## Exercise requirements
Give only the number of lines in the data that include the string "JSON".

## Stored data
+--

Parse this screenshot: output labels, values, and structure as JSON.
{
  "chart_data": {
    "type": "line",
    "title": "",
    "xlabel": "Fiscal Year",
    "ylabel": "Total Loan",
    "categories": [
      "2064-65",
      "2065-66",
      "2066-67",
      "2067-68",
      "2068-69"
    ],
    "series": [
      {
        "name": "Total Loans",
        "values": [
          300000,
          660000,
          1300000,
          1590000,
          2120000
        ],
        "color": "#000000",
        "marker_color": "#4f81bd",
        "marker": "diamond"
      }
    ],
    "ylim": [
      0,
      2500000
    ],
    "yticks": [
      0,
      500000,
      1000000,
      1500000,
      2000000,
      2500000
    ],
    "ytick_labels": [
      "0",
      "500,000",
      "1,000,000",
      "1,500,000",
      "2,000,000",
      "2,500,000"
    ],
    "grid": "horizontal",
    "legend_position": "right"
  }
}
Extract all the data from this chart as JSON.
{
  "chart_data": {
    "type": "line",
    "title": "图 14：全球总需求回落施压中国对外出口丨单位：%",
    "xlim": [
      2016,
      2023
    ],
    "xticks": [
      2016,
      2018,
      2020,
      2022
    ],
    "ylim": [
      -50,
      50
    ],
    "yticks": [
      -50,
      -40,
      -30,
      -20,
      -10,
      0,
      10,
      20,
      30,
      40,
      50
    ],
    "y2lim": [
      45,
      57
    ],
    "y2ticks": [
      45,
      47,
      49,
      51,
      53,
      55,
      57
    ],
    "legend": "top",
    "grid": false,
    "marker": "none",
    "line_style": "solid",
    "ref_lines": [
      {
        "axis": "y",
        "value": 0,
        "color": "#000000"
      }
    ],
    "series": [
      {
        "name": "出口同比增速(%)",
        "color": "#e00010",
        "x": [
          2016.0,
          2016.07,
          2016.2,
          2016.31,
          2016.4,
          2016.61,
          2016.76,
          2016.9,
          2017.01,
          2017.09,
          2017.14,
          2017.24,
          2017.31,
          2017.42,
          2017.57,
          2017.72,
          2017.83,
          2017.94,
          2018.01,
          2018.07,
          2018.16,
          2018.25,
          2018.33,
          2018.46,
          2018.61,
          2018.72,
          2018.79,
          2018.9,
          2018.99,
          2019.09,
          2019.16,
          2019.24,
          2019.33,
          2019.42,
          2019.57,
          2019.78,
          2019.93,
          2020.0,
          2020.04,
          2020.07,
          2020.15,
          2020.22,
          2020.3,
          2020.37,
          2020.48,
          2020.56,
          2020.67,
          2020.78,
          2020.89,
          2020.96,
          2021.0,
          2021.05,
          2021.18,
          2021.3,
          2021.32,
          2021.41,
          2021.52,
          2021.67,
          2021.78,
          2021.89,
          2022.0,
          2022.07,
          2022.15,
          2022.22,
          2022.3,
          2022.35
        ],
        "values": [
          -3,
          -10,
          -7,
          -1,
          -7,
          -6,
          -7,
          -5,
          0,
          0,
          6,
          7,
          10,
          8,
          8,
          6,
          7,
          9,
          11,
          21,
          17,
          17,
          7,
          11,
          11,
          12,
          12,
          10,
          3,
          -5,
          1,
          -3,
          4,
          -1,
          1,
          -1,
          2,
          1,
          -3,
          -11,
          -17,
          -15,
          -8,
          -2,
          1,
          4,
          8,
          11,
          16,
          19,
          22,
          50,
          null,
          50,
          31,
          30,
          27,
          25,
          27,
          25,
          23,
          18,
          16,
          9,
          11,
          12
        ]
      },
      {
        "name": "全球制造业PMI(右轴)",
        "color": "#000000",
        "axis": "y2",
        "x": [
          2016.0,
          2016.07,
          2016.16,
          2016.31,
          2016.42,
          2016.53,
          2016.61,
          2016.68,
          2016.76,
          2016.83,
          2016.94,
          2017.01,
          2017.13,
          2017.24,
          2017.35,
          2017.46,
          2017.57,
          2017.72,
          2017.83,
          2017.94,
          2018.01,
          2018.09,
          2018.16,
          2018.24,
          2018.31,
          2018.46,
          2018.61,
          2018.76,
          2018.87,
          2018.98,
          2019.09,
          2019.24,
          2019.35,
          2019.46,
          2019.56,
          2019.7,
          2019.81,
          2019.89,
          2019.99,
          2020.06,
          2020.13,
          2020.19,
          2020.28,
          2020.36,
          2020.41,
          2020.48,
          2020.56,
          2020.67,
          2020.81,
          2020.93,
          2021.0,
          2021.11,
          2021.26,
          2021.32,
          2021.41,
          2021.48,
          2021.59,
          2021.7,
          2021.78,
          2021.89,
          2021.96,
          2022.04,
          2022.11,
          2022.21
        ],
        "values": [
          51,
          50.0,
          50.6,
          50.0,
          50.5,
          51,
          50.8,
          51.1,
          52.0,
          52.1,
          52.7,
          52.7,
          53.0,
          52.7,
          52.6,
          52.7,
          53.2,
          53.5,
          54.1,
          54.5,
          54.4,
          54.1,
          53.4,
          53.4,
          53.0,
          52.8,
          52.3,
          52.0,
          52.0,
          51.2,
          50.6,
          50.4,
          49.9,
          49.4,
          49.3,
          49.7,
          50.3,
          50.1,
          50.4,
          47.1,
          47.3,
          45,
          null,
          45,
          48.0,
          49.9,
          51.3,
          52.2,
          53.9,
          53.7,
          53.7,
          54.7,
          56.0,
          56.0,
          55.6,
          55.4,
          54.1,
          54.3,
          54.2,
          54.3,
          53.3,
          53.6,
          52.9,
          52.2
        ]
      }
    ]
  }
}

+--

## The answer
2